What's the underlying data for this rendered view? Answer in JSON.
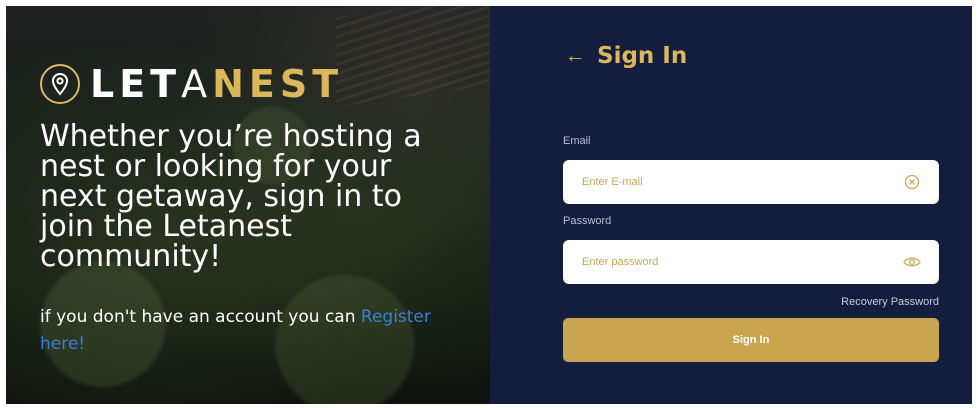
{
  "brand": {
    "logo_letters": [
      "LET",
      "A",
      "NEST"
    ],
    "gold_color": "#d9b75a"
  },
  "hero": {
    "headline_lines": [
      "Whether you’re hosting a",
      "nest or looking for your",
      "next getaway, sign in to",
      "join the Letanest",
      "community!"
    ],
    "subline_prefix": "if you don't have an account you can ",
    "register_link": "Register here!"
  },
  "signin": {
    "title": "Sign In",
    "back_icon": "arrow-left-icon",
    "email": {
      "label": "Email",
      "placeholder": "Enter E-mail",
      "value": "",
      "icon": "clear-circle-icon"
    },
    "password": {
      "label": "Password",
      "placeholder": "Enter password",
      "value": "",
      "icon": "eye-icon"
    },
    "recovery_label": "Recovery Password",
    "submit_label": "Sign In",
    "panel_color": "#141d3d",
    "button_color": "#c9a550"
  }
}
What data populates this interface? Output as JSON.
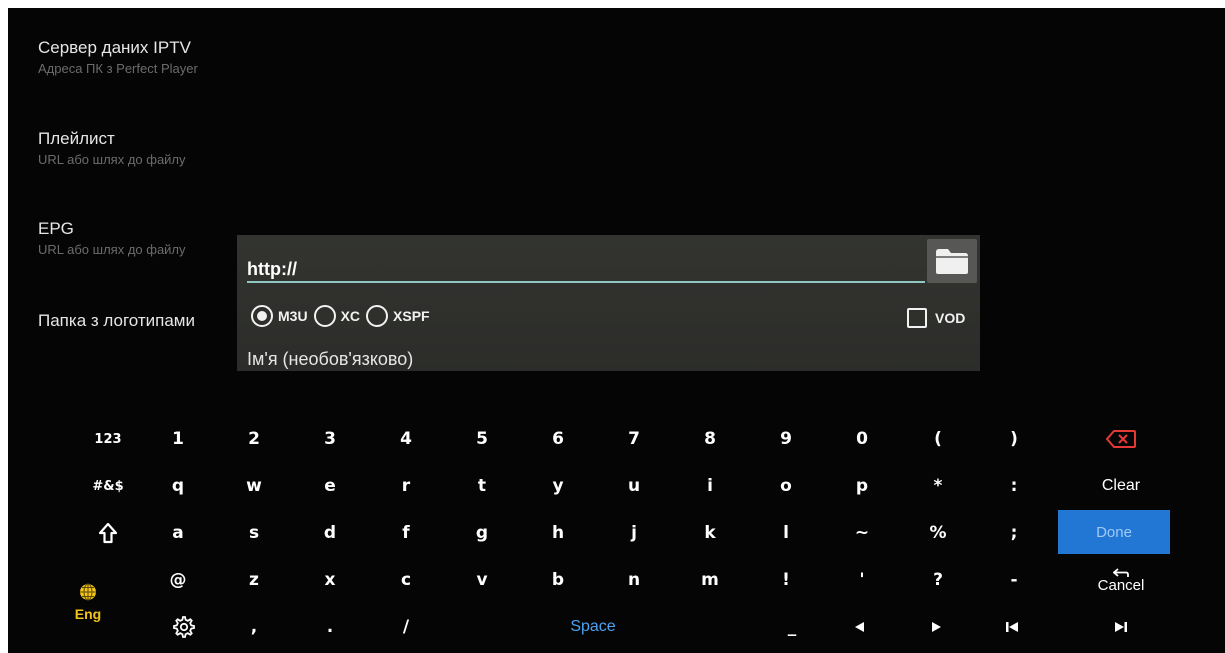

_ _ _ _

**WHAT THE TASK ASKS**. Write out all the entries again, word for word, and print no images.

**ANSWER TO THIS TASK**.
What's the underlying data for this rendered view? Answer in JSON.
{
  "brand": {
    "logo_letters": [
      "LET",
      "A",
      "NEST"
    ],
    "gold_color": "#d9b75a"
  },
  "hero": {
    "headline_lines": [
      "Whether you’re hosting a",
      "nest or looking for your",
      "next getaway, sign in to",
      "join the Letanest",
      "community!"
    ],
    "subline_prefix": "if you don't have an account you can ",
    "register_link": "Register here!"
  },
  "signin": {
    "title": "Sign In",
    "back_icon": "arrow-left-icon",
    "email": {
      "label": "Email",
      "placeholder": "Enter E-mail",
      "value": "",
      "icon": "clear-circle-icon"
    },
    "password": {
      "label": "Password",
      "placeholder": "Enter password",
      "value": "",
      "icon": "eye-icon"
    },
    "recovery_label": "Recovery Password",
    "submit_label": "Sign In",
    "panel_color": "#141d3d",
    "button_color": "#c9a550"
  }
}
What data populates this interface? Output as JSON.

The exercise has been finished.